#### PROVIDED ENTRIES
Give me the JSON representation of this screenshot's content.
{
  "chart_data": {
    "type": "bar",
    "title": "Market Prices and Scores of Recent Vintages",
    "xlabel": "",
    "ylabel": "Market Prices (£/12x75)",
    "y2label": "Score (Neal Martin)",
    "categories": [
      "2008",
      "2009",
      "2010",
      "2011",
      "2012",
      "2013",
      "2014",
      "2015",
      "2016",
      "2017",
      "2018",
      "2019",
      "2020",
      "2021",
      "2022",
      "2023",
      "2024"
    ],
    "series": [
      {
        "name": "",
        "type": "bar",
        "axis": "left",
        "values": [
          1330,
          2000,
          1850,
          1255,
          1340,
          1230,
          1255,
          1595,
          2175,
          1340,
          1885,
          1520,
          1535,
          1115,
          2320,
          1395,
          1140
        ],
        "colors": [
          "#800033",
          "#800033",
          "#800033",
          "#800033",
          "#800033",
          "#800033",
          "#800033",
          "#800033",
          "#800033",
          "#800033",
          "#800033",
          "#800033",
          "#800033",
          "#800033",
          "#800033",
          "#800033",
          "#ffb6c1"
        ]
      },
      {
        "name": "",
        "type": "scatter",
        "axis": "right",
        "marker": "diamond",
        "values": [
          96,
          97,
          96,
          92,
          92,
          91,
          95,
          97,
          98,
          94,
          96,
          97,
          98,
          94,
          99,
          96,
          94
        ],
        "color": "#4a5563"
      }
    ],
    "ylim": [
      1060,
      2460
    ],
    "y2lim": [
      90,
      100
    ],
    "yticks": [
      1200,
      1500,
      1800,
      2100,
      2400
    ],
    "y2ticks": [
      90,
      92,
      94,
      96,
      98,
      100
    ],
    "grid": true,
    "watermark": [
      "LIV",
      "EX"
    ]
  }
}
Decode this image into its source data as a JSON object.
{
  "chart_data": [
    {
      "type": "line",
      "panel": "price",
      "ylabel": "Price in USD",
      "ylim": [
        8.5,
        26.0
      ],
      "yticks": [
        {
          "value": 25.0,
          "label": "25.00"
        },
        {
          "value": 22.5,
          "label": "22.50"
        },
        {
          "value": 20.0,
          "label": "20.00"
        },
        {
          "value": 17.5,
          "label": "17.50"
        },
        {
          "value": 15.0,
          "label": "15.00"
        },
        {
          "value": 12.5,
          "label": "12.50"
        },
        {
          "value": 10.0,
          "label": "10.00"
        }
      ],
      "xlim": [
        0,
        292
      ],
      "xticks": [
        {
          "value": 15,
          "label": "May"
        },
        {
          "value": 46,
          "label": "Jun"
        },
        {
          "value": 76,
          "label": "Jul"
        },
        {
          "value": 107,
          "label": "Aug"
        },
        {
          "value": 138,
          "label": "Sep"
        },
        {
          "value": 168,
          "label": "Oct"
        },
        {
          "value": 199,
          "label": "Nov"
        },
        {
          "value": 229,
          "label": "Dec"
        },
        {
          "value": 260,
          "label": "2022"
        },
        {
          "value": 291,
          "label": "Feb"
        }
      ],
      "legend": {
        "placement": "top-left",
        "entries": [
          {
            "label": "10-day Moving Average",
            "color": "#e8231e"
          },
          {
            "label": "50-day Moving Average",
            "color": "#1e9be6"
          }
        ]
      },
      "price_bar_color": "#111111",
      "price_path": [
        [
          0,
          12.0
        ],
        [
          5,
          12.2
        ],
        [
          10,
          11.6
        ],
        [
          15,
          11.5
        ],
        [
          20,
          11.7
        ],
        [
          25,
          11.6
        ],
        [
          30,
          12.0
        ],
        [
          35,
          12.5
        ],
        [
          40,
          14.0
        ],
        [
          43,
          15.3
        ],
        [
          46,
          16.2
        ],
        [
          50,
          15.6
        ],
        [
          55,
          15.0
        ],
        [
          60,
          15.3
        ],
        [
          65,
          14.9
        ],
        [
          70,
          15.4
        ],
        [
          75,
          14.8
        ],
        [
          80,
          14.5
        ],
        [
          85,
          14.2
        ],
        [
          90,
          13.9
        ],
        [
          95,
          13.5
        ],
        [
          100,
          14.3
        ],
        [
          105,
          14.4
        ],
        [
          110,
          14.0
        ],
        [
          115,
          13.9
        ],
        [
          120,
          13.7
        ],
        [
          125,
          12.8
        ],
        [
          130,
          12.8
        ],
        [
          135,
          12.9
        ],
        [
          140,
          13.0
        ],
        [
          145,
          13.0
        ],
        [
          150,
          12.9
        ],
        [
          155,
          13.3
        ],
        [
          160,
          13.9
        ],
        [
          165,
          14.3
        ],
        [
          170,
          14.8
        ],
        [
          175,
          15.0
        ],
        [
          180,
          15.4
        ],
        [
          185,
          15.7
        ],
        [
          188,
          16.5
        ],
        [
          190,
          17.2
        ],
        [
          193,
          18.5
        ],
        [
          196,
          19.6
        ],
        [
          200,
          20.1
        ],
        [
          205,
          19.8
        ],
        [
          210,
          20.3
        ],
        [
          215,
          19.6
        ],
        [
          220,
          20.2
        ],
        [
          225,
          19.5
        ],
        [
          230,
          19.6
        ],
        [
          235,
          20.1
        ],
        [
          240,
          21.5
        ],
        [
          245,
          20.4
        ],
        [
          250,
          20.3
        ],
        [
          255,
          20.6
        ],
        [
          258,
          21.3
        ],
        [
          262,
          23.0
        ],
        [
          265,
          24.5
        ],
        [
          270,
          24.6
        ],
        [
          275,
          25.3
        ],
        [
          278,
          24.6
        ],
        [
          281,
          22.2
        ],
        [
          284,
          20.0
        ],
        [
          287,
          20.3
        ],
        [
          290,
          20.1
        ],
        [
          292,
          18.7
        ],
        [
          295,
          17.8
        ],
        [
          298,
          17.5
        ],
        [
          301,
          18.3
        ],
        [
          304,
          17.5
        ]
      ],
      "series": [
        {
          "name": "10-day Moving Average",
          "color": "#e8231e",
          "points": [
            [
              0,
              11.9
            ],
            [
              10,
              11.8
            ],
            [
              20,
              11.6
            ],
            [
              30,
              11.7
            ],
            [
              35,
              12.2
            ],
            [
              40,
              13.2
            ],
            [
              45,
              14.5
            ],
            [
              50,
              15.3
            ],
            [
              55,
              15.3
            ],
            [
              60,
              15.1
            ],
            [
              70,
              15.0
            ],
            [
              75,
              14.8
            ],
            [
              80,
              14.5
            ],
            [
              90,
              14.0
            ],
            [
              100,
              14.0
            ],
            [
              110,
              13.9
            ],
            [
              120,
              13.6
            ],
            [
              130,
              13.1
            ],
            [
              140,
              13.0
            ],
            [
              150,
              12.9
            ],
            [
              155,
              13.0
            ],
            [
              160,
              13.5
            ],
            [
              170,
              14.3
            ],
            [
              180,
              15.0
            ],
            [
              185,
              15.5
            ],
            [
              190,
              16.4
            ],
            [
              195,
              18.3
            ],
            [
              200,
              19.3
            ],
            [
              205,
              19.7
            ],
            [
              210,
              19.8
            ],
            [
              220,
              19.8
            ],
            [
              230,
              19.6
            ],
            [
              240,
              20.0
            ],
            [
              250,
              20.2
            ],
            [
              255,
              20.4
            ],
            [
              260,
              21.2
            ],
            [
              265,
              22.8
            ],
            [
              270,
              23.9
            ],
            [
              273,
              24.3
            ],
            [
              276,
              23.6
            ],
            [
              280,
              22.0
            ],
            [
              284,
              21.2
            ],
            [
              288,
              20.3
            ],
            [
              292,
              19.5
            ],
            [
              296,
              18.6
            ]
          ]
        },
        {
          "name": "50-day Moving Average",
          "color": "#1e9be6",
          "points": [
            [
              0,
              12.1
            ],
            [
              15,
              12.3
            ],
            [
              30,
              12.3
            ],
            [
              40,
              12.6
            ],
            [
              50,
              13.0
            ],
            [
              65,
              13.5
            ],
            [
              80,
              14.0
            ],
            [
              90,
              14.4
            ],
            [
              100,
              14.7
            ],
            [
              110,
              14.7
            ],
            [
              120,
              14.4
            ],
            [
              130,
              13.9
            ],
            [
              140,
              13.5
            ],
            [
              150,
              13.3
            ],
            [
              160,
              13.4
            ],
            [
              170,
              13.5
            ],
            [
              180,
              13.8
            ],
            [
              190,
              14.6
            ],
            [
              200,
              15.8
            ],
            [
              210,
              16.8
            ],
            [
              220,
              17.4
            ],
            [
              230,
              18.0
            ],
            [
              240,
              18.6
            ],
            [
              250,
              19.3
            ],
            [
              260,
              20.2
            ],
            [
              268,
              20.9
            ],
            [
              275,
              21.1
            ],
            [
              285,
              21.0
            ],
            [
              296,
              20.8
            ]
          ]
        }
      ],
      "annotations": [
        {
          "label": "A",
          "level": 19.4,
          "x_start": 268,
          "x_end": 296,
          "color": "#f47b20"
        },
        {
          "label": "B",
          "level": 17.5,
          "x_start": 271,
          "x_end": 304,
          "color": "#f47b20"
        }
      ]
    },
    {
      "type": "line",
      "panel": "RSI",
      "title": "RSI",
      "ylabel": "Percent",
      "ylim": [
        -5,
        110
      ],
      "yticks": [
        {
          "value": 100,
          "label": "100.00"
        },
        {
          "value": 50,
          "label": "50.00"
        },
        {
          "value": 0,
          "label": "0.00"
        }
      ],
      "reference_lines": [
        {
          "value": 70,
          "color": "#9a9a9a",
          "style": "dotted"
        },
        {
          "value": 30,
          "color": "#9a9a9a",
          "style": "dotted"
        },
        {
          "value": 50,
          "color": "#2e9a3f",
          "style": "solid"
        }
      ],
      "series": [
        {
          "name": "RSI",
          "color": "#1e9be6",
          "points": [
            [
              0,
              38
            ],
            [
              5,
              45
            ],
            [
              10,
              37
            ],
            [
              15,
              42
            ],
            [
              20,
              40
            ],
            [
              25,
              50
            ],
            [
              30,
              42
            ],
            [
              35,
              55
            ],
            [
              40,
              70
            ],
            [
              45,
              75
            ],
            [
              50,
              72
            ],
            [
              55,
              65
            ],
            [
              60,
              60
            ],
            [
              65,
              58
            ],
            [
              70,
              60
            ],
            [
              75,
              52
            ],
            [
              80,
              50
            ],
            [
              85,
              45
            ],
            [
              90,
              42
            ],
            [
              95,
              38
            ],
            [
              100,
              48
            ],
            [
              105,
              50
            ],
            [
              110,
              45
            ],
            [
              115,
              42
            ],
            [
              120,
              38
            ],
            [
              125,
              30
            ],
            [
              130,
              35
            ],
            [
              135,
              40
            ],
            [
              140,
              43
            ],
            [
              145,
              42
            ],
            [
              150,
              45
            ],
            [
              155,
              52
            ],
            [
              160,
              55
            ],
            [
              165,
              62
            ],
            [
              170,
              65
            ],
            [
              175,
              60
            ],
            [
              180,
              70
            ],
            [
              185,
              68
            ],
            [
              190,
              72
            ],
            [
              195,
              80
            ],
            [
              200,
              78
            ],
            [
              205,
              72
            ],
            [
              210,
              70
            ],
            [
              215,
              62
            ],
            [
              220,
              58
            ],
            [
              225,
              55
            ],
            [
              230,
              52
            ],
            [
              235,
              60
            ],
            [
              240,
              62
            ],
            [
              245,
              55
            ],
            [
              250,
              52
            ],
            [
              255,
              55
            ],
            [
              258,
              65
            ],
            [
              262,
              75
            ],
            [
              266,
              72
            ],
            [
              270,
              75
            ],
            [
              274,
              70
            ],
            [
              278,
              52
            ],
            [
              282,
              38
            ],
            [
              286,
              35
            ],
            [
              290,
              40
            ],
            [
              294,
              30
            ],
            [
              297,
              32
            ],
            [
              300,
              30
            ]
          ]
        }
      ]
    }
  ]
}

#### REQUIREMENTS
Write out each line of the data that holds the string "Average".

#### THE ANSWER
            "label": "10-day Moving Average",
            "label": "50-day Moving Average",
          "name": "10-day Moving Average",
          "name": "50-day Moving Average",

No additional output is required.